• Work order: Your job is to retype the records exactly while dropping every picture.

[Transcript data for document pages]
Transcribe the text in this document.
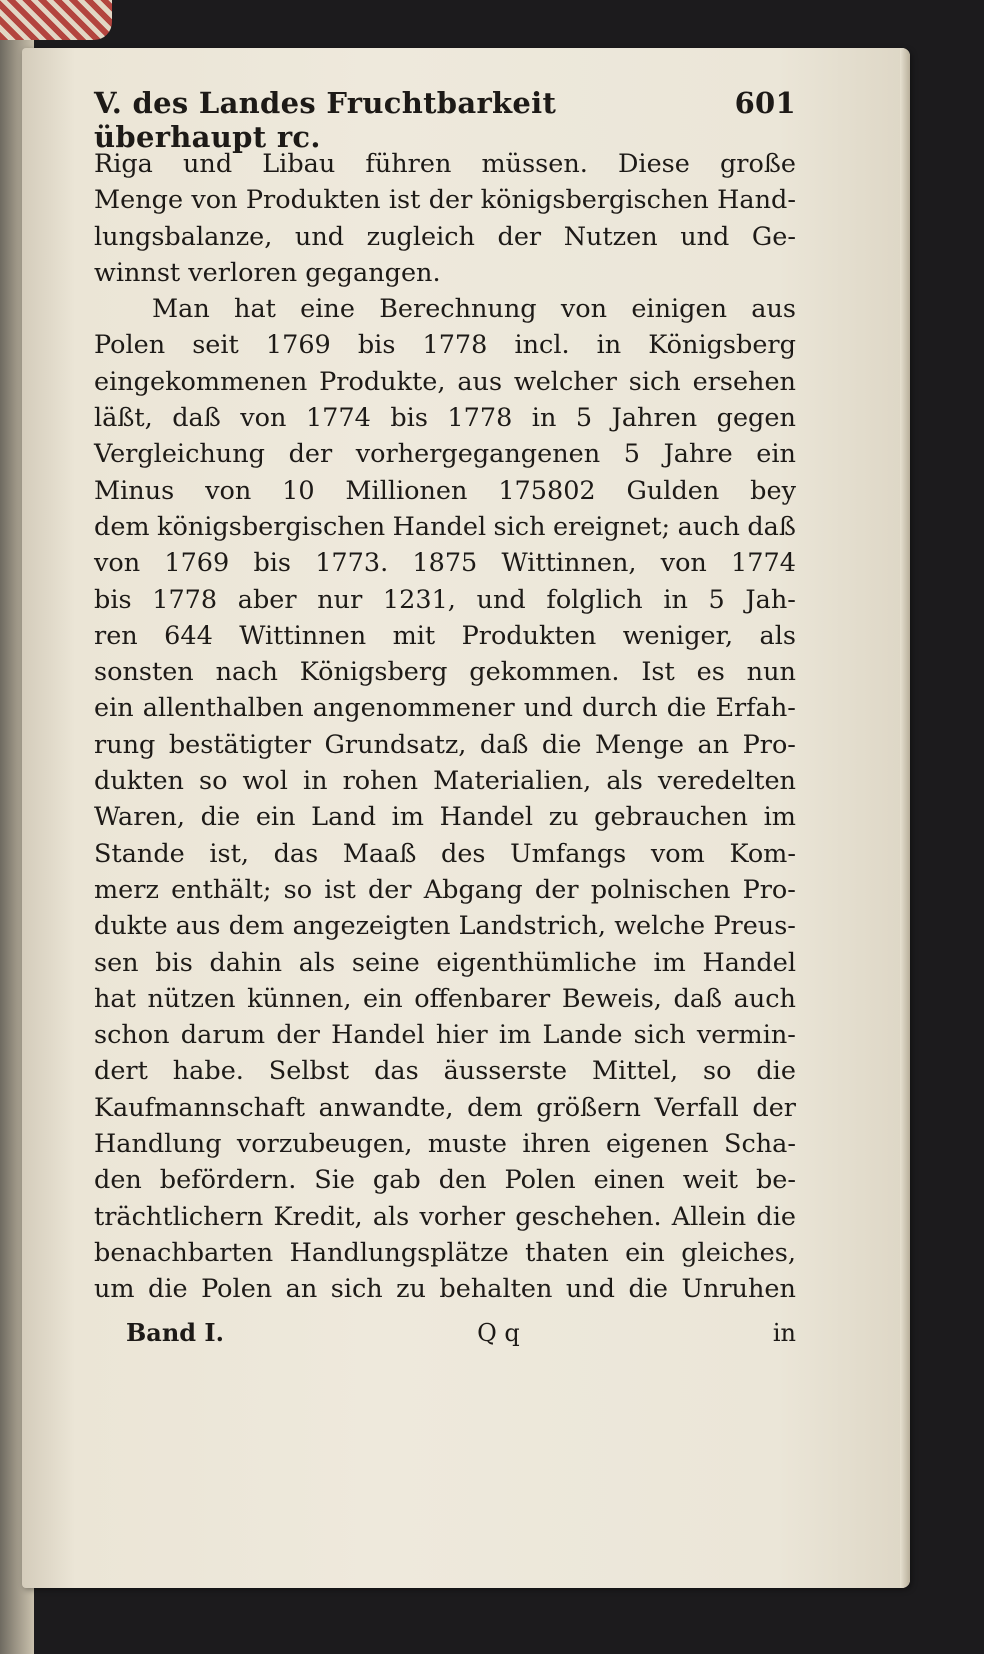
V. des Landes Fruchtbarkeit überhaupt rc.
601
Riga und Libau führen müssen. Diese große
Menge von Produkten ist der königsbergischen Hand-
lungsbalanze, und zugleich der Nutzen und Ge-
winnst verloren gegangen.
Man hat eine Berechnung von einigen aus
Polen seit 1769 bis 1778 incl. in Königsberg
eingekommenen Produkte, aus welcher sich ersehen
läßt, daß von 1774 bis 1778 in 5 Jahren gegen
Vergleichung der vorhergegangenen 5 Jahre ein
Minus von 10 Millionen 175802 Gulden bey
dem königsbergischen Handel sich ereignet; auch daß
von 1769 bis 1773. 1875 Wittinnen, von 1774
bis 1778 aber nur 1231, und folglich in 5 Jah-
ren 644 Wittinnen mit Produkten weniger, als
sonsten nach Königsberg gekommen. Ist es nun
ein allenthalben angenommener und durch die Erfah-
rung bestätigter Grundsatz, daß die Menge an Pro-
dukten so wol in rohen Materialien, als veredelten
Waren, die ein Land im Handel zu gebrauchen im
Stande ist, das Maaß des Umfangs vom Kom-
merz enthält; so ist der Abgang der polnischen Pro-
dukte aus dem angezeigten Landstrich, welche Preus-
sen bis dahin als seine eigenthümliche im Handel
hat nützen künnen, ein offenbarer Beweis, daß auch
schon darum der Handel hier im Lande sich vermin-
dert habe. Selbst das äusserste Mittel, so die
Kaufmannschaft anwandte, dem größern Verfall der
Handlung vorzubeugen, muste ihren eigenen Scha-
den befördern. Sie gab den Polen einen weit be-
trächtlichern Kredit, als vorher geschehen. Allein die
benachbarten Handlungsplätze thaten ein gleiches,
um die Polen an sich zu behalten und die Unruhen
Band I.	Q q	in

• Exercise result:
Transcribe the text in this document.
V. des Landes Fruchtbarkeit überhaupt rc.
601
Riga und Libau führen müssen. Diese große
Menge von Produkten ist der königsbergischen Hand-
lungsbalanze, und zugleich der Nutzen und Ge-
winnst verloren gegangen.
Man hat eine Berechnung von einigen aus
Polen seit 1769 bis 1778 incl. in Königsberg
eingekommenen Produkte, aus welcher sich ersehen
läßt, daß von 1774 bis 1778 in 5 Jahren gegen
Vergleichung der vorhergegangenen 5 Jahre ein
Minus von 10 Millionen 175802 Gulden bey
dem königsbergischen Handel sich ereignet; auch daß
von 1769 bis 1773. 1875 Wittinnen, von 1774
bis 1778 aber nur 1231, und folglich in 5 Jah-
ren 644 Wittinnen mit Produkten weniger, als
sonsten nach Königsberg gekommen. Ist es nun
ein allenthalben angenommener und durch die Erfah-
rung bestätigter Grundsatz, daß die Menge an Pro-
dukten so wol in rohen Materialien, als veredelten
Waren, die ein Land im Handel zu gebrauchen im
Stande ist, das Maaß des Umfangs vom Kom-
merz enthält; so ist der Abgang der polnischen Pro-
dukte aus dem angezeigten Landstrich, welche Preus-
sen bis dahin als seine eigenthümliche im Handel
hat nützen künnen, ein offenbarer Beweis, daß auch
schon darum der Handel hier im Lande sich vermin-
dert habe. Selbst das äusserste Mittel, so die
Kaufmannschaft anwandte, dem größern Verfall der
Handlung vorzubeugen, muste ihren eigenen Scha-
den befördern. Sie gab den Polen einen weit be-
trächtlichern Kredit, als vorher geschehen. Allein die
benachbarten Handlungsplätze thaten ein gleiches,
um die Polen an sich zu behalten und die Unruhen
Band I.	Q q	in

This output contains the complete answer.